Record excerpts start
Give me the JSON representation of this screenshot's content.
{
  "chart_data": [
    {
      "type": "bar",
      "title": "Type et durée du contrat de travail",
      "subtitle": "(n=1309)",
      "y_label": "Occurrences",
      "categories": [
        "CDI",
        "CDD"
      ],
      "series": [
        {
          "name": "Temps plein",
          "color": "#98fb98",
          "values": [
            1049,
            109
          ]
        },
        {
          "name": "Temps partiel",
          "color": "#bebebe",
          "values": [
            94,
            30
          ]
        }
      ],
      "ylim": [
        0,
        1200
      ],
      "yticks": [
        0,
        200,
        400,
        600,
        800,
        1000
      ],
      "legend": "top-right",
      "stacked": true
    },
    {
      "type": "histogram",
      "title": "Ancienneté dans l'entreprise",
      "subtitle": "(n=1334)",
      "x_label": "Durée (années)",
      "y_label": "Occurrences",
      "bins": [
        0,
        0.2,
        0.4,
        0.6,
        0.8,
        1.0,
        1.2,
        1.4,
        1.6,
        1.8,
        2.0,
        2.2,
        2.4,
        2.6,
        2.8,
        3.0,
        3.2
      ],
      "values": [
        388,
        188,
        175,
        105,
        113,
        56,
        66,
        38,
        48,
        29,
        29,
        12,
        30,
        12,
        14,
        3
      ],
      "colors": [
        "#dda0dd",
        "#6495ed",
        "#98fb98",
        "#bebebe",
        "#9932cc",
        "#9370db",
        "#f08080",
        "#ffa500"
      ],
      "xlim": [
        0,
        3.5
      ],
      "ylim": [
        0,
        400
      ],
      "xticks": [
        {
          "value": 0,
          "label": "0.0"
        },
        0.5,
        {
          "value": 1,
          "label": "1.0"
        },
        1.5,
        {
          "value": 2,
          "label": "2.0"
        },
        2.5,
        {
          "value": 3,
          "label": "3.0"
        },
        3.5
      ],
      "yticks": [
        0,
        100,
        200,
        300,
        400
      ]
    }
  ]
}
Record excerpts end
Record excerpts start
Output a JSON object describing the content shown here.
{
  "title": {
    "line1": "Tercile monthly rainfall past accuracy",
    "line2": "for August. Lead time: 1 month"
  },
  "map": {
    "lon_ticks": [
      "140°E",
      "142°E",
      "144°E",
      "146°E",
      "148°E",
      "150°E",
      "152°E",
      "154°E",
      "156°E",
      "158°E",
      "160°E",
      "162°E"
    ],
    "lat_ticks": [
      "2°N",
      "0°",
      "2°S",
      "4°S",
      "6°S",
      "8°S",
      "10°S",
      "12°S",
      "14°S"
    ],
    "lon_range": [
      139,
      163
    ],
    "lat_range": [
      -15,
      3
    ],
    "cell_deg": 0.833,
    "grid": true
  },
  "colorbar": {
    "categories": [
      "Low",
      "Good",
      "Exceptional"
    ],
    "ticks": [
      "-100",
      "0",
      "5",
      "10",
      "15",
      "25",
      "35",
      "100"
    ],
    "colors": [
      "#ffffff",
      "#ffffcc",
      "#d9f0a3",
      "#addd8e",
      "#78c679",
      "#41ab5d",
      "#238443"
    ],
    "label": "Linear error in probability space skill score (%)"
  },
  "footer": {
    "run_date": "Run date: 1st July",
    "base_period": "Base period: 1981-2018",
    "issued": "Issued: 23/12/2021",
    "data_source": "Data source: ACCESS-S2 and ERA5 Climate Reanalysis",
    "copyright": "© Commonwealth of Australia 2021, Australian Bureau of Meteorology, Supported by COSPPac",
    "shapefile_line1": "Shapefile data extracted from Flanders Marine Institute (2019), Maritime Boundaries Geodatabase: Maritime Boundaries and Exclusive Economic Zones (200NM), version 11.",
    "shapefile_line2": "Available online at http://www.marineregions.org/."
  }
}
Record excerpts end
Record excerpts start
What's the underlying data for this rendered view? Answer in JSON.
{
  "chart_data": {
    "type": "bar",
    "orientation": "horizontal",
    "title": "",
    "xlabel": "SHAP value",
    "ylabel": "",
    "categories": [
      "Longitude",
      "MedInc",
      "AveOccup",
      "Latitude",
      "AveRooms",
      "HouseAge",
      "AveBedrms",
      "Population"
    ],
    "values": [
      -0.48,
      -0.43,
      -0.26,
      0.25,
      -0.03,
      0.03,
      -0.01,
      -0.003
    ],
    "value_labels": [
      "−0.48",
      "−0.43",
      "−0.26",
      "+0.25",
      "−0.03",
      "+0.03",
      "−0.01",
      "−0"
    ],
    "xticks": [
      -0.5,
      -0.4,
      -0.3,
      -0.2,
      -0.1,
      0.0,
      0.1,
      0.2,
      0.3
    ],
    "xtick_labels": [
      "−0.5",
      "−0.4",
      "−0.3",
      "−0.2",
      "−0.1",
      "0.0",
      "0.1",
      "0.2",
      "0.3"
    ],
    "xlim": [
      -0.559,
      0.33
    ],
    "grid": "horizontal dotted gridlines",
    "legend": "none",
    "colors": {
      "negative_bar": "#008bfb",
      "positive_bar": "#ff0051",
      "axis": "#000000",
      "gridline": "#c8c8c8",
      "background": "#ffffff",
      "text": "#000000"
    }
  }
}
Record excerpts end
- **Stated goal**
Go through the preceding material and copy each line that has the word "name".

- **Task response**
          "name": "Temps plein",
          "name": "Temps partiel",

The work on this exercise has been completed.